[Extracted records]
====

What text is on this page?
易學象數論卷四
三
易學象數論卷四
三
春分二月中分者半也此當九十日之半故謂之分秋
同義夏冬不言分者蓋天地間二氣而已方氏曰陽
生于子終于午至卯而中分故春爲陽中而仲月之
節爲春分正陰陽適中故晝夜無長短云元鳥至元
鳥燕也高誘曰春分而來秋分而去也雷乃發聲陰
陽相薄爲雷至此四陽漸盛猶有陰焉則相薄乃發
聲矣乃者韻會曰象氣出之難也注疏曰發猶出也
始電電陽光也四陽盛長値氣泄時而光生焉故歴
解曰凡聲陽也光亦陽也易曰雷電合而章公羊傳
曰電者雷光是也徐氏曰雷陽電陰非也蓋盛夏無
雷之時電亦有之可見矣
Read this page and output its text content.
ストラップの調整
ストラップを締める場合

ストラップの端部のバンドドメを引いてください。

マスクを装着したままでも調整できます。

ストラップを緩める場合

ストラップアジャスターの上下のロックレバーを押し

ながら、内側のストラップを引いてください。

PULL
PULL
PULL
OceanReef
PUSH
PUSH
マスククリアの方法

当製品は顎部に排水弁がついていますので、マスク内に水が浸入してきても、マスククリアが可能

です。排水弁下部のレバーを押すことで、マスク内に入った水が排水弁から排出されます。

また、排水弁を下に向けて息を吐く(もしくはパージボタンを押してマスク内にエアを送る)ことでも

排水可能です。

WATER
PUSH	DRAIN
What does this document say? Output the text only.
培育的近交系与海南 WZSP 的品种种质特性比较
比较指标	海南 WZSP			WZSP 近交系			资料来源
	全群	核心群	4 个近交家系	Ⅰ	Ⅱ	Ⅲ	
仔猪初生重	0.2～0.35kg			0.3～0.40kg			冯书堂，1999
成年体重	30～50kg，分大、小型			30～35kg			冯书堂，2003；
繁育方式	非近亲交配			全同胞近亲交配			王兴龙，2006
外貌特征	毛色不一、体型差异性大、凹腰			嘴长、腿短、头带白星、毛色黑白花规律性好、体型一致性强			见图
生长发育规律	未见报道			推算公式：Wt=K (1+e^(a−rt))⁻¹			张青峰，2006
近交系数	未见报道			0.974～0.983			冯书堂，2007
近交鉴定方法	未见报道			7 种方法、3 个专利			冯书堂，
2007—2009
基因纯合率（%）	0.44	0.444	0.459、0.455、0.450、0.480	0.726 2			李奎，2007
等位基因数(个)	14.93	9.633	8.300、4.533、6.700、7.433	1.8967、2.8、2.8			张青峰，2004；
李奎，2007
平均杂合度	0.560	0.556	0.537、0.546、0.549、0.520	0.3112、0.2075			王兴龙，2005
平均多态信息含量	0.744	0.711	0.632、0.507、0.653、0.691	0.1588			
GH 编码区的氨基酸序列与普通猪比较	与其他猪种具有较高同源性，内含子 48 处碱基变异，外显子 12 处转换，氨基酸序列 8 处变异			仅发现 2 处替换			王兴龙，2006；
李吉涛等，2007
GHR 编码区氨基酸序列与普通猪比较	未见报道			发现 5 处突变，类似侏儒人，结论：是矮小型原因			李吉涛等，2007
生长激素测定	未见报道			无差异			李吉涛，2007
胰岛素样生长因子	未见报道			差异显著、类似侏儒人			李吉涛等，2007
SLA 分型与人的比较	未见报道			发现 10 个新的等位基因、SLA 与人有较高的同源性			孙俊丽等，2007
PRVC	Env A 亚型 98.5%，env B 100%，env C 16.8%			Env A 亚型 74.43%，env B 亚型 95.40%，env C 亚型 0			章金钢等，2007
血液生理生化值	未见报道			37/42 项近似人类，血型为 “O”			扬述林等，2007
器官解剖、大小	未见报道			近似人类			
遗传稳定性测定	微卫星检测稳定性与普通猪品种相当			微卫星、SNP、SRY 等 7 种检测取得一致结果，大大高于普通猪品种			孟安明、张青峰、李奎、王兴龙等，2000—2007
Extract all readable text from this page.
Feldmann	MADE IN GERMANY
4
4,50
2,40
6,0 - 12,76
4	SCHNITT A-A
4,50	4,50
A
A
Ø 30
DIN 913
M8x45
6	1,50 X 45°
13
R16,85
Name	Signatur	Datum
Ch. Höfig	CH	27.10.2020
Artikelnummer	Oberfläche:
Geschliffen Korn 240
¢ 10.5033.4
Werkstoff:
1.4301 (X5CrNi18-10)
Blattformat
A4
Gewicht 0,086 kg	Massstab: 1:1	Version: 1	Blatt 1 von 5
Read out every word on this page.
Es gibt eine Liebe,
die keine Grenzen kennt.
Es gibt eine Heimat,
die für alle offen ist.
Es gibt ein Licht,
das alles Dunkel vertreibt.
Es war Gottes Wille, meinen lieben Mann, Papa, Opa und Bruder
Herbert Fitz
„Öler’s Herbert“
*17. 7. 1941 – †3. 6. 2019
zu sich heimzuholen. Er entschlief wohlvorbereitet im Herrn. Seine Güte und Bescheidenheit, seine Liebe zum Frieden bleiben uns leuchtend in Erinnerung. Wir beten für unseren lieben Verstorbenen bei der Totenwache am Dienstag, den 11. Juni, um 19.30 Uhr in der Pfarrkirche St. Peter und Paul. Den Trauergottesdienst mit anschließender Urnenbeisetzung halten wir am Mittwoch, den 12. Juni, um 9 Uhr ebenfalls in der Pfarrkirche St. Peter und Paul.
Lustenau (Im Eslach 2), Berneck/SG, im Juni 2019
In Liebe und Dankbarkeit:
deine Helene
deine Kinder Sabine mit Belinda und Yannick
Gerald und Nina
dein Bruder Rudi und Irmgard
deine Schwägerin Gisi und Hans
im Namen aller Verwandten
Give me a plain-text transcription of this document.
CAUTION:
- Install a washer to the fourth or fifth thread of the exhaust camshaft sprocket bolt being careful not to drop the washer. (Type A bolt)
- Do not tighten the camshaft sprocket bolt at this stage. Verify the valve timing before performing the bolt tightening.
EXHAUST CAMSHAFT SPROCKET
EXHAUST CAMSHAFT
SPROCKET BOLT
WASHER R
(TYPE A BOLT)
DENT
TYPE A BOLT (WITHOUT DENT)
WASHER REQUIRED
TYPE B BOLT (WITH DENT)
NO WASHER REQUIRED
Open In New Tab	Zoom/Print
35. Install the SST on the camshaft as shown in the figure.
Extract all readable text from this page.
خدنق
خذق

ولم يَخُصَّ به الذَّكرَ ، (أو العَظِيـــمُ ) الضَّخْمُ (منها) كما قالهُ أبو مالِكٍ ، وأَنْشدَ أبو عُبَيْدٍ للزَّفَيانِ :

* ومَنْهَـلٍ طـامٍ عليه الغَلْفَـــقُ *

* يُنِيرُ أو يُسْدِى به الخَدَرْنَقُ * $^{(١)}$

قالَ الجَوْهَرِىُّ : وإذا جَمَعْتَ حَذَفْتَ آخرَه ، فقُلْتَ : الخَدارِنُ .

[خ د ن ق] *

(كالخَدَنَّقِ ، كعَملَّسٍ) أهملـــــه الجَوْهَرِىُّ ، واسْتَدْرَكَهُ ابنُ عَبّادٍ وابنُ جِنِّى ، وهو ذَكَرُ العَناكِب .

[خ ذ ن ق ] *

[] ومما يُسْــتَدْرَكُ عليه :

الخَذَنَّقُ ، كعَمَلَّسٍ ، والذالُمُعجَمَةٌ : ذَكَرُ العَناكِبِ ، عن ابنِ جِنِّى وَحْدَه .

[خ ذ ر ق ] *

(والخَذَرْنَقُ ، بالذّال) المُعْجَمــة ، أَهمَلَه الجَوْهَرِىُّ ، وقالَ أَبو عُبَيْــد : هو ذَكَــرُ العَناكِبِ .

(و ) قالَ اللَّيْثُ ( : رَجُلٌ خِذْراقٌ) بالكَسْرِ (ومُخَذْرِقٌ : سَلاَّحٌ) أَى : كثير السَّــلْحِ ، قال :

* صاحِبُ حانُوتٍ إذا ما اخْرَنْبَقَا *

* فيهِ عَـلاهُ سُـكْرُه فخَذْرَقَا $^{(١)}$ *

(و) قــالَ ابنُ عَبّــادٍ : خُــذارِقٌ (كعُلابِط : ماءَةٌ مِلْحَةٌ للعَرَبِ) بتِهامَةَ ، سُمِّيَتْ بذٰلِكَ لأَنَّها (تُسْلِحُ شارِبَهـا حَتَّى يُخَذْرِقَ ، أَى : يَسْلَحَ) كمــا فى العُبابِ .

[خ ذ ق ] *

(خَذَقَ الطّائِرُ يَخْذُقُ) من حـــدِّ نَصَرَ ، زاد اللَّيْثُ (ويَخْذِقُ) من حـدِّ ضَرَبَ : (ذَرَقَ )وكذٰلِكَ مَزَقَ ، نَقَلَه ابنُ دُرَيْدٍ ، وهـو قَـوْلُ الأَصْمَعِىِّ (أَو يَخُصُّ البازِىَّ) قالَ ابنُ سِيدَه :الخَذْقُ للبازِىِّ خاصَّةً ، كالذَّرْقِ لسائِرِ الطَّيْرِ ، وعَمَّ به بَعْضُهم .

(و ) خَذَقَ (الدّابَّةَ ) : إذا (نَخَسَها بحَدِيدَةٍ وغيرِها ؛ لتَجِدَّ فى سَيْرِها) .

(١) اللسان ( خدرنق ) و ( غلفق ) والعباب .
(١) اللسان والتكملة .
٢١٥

====

TASK INSTRUCTIONS:
Consider the entries above and return each line with the string "WZSP".

OUTPUT FOR THIS TASK:
培育的近交系与海南 WZSP 的品种种质特性比较
比较指标	海南 WZSP			WZSP 近交系			资料来源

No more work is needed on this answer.